Provided information:
————————

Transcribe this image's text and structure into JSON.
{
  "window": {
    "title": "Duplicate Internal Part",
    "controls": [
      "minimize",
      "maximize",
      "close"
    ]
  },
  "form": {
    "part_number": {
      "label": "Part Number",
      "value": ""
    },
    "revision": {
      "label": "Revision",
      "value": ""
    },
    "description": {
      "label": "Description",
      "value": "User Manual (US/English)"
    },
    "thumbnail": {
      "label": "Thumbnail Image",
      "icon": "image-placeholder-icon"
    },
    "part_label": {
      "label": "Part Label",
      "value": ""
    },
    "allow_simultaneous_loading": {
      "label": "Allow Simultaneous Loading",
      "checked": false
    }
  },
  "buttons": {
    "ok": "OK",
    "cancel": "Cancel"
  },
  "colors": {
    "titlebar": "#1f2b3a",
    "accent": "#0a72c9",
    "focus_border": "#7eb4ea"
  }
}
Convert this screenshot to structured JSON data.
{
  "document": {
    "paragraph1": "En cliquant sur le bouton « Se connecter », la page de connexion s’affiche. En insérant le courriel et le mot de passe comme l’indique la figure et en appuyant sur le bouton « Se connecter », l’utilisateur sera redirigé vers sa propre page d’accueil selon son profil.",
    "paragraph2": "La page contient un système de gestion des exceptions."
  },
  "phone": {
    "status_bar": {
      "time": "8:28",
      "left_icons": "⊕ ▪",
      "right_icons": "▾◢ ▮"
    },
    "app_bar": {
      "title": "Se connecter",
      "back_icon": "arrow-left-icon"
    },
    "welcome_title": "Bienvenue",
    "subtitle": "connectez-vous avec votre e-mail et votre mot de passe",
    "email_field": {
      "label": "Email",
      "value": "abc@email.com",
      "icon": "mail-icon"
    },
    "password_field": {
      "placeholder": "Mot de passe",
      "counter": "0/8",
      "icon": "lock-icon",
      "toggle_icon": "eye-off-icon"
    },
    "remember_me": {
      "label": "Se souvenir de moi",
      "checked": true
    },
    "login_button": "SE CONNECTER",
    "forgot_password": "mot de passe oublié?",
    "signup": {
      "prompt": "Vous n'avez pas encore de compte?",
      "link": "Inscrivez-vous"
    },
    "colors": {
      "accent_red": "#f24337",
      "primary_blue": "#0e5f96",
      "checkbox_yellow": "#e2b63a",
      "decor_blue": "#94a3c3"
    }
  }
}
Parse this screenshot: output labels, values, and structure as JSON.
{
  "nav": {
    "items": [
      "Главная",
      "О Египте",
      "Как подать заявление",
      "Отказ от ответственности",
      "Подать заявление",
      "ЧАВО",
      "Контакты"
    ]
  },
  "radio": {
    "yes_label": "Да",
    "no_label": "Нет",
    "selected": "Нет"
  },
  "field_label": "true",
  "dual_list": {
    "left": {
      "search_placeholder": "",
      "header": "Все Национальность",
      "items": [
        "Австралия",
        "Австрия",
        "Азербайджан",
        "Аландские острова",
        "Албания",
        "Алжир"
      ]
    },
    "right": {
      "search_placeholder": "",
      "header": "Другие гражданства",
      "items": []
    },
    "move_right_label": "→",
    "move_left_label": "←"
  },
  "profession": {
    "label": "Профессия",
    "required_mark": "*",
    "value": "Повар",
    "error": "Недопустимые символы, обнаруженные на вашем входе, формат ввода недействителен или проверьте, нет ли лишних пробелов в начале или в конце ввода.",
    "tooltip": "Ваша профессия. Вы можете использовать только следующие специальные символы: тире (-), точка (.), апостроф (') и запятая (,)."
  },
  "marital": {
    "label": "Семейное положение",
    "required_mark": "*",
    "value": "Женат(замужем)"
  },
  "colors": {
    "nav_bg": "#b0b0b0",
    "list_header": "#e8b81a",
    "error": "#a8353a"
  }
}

————————

What you will do:
Set all of the entries down again, exactly as they were given.

The completed task:
Transcribe this image's text and structure into JSON.
{
  "window": {
    "title": "Duplicate Internal Part",
    "controls": [
      "minimize",
      "maximize",
      "close"
    ]
  },
  "form": {
    "part_number": {
      "label": "Part Number",
      "value": ""
    },
    "revision": {
      "label": "Revision",
      "value": ""
    },
    "description": {
      "label": "Description",
      "value": "User Manual (US/English)"
    },
    "thumbnail": {
      "label": "Thumbnail Image",
      "icon": "image-placeholder-icon"
    },
    "part_label": {
      "label": "Part Label",
      "value": ""
    },
    "allow_simultaneous_loading": {
      "label": "Allow Simultaneous Loading",
      "checked": false
    }
  },
  "buttons": {
    "ok": "OK",
    "cancel": "Cancel"
  },
  "colors": {
    "titlebar": "#1f2b3a",
    "accent": "#0a72c9",
    "focus_border": "#7eb4ea"
  }
}
Convert this screenshot to structured JSON data.
{
  "document": {
    "paragraph1": "En cliquant sur le bouton « Se connecter », la page de connexion s’affiche. En insérant le courriel et le mot de passe comme l’indique la figure et en appuyant sur le bouton « Se connecter », l’utilisateur sera redirigé vers sa propre page d’accueil selon son profil.",
    "paragraph2": "La page contient un système de gestion des exceptions."
  },
  "phone": {
    "status_bar": {
      "time": "8:28",
      "left_icons": "⊕ ▪",
      "right_icons": "▾◢ ▮"
    },
    "app_bar": {
      "title": "Se connecter",
      "back_icon": "arrow-left-icon"
    },
    "welcome_title": "Bienvenue",
    "subtitle": "connectez-vous avec votre e-mail et votre mot de passe",
    "email_field": {
      "label": "Email",
      "value": "abc@email.com",
      "icon": "mail-icon"
    },
    "password_field": {
      "placeholder": "Mot de passe",
      "counter": "0/8",
      "icon": "lock-icon",
      "toggle_icon": "eye-off-icon"
    },
    "remember_me": {
      "label": "Se souvenir de moi",
      "checked": true
    },
    "login_button": "SE CONNECTER",
    "forgot_password": "mot de passe oublié?",
    "signup": {
      "prompt": "Vous n'avez pas encore de compte?",
      "link": "Inscrivez-vous"
    },
    "colors": {
      "accent_red": "#f24337",
      "primary_blue": "#0e5f96",
      "checkbox_yellow": "#e2b63a",
      "decor_blue": "#94a3c3"
    }
  }
}
Parse this screenshot: output labels, values, and structure as JSON.
{
  "nav": {
    "items": [
      "Главная",
      "О Египте",
      "Как подать заявление",
      "Отказ от ответственности",
      "Подать заявление",
      "ЧАВО",
      "Контакты"
    ]
  },
  "radio": {
    "yes_label": "Да",
    "no_label": "Нет",
    "selected": "Нет"
  },
  "field_label": "true",
  "dual_list": {
    "left": {
      "search_placeholder": "",
      "header": "Все Национальность",
      "items": [
        "Австралия",
        "Австрия",
        "Азербайджан",
        "Аландские острова",
        "Албания",
        "Алжир"
      ]
    },
    "right": {
      "search_placeholder": "",
      "header": "Другие гражданства",
      "items": []
    },
    "move_right_label": "→",
    "move_left_label": "←"
  },
  "profession": {
    "label": "Профессия",
    "required_mark": "*",
    "value": "Повар",
    "error": "Недопустимые символы, обнаруженные на вашем входе, формат ввода недействителен или проверьте, нет ли лишних пробелов в начале или в конце ввода.",
    "tooltip": "Ваша профессия. Вы можете использовать только следующие специальные символы: тире (-), точка (.), апостроф (') и запятая (,)."
  },
  "marital": {
    "label": "Семейное положение",
    "required_mark": "*",
    "value": "Женат(замужем)"
  },
  "colors": {
    "nav_bg": "#b0b0b0",
    "list_header": "#e8b81a",
    "error": "#a8353a"
  }
}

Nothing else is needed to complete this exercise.